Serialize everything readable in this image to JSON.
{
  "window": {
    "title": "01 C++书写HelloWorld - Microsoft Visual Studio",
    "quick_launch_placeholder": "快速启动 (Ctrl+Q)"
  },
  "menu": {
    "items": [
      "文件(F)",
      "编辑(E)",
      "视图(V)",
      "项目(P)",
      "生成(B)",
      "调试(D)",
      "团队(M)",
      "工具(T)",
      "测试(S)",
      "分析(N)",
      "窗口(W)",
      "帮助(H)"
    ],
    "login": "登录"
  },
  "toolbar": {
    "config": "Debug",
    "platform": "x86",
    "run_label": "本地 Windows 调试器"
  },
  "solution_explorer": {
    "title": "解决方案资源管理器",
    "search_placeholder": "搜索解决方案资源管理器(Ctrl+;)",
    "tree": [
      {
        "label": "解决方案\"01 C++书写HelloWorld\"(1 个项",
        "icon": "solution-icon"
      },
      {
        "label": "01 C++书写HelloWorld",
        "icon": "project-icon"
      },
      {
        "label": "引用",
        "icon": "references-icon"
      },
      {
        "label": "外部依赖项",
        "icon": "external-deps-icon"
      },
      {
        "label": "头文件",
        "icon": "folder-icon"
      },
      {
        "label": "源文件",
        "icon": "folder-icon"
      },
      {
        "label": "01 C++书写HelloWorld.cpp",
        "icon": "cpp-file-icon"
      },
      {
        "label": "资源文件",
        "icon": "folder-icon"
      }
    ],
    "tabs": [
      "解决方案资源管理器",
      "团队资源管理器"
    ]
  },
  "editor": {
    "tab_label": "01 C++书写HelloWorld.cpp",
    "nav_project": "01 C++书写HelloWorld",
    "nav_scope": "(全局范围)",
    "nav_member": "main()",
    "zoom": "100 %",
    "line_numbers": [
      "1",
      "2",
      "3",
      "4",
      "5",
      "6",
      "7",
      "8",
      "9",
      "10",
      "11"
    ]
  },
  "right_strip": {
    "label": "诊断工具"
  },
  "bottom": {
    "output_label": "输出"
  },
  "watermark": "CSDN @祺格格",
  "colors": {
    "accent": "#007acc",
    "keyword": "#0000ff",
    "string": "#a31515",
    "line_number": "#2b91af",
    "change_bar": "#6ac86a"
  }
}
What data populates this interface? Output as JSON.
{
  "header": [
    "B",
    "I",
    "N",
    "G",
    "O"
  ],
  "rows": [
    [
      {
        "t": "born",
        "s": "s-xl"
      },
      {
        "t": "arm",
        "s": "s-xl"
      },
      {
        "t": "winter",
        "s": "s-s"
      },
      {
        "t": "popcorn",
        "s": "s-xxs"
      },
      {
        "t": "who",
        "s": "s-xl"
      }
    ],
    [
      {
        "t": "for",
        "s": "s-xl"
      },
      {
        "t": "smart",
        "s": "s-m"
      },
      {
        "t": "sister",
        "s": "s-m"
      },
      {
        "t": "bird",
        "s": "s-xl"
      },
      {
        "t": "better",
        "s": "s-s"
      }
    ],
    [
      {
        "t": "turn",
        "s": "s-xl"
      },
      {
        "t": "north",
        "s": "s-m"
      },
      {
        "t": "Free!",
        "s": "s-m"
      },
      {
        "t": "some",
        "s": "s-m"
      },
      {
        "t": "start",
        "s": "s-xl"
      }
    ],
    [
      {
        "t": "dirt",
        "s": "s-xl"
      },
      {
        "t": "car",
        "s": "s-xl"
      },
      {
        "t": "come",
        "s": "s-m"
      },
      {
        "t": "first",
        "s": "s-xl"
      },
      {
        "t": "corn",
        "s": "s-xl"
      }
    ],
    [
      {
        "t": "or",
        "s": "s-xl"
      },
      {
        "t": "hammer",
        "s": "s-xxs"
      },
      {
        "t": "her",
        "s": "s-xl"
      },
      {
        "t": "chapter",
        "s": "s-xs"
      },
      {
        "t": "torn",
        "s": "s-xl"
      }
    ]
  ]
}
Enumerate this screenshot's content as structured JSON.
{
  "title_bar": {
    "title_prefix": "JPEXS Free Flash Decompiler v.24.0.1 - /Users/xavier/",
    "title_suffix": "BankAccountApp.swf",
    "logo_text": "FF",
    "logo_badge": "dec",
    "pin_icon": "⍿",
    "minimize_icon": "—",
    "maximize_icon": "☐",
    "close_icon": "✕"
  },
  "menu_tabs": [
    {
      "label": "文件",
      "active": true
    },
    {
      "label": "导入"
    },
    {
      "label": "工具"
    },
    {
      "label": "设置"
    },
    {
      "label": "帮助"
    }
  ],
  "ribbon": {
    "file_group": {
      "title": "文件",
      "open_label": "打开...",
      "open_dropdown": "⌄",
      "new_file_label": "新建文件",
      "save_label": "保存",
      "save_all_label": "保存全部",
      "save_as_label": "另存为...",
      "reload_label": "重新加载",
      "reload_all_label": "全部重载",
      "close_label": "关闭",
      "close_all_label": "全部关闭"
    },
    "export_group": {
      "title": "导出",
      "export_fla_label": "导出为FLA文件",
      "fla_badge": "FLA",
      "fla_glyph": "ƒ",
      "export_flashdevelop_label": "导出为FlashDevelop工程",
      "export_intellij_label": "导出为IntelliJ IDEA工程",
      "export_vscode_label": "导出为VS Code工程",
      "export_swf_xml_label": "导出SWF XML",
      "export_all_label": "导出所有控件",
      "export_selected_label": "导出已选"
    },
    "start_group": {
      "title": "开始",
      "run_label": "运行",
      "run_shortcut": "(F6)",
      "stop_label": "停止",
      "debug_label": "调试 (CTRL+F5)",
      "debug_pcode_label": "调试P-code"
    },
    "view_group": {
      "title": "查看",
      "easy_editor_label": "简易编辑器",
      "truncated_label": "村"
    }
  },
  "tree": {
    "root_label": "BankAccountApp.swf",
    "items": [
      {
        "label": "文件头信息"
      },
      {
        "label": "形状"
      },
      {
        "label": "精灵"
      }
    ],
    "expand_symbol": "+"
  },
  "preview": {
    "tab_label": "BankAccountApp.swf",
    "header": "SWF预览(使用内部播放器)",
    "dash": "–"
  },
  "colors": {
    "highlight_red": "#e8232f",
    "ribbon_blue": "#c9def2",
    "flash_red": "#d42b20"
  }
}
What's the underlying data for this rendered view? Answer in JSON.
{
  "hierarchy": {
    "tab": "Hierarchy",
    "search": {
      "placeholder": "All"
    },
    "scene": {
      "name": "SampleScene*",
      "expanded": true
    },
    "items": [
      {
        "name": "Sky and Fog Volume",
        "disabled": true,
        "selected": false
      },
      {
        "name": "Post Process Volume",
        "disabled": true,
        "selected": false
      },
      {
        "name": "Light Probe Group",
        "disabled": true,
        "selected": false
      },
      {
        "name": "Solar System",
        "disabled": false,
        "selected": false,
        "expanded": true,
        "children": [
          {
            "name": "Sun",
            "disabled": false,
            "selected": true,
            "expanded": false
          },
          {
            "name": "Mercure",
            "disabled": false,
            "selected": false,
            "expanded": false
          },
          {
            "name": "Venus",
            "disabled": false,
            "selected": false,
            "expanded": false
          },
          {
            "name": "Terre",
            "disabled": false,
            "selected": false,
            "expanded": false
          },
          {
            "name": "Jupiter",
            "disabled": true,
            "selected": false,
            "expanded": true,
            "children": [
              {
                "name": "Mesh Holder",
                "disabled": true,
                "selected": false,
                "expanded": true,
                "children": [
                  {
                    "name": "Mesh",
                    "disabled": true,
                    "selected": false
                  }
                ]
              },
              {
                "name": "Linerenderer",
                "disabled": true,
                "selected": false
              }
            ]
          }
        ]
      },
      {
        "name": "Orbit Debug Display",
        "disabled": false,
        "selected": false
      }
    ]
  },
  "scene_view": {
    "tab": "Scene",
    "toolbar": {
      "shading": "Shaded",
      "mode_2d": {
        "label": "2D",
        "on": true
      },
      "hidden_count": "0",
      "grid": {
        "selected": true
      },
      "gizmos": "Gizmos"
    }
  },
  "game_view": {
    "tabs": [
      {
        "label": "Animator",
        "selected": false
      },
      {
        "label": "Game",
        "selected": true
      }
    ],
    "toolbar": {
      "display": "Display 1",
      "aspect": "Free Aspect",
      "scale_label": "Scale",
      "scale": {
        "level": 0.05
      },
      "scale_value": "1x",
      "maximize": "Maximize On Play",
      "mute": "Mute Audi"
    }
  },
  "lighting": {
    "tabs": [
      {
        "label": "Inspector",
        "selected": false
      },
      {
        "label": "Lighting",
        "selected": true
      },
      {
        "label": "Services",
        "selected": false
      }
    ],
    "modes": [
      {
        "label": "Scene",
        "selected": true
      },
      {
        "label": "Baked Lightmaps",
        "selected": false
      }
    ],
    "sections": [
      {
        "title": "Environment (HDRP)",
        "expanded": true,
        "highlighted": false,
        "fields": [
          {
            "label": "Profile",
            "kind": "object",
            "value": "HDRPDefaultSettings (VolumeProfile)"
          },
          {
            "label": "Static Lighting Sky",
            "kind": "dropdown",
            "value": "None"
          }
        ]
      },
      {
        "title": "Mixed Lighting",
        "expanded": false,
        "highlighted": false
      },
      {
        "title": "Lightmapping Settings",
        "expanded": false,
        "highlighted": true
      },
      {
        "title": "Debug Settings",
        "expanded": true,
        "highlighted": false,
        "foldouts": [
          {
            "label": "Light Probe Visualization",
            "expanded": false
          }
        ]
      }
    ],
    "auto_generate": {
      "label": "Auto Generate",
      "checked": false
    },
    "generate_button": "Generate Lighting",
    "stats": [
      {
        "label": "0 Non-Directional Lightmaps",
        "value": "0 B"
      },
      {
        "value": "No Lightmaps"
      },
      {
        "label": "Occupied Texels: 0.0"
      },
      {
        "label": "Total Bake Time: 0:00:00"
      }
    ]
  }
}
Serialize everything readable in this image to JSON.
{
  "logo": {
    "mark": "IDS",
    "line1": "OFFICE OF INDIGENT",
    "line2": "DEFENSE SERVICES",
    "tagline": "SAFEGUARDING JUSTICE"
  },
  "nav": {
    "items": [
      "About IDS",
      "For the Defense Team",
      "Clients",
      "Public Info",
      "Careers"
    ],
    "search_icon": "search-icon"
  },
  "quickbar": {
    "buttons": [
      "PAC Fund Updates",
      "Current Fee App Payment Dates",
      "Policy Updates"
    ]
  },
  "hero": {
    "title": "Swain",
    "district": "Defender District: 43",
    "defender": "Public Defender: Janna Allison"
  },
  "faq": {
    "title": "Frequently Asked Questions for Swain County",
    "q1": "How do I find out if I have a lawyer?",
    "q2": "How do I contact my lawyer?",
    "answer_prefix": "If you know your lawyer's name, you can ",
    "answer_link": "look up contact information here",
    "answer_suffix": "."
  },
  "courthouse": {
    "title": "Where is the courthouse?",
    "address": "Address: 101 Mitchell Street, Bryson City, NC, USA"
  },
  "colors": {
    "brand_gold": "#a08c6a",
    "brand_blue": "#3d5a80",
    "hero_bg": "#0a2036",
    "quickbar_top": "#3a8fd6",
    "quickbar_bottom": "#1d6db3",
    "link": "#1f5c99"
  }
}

**What to work on:** Using the data above, say how many lines include "Probe". No other reply is needed.

**Task result:** 2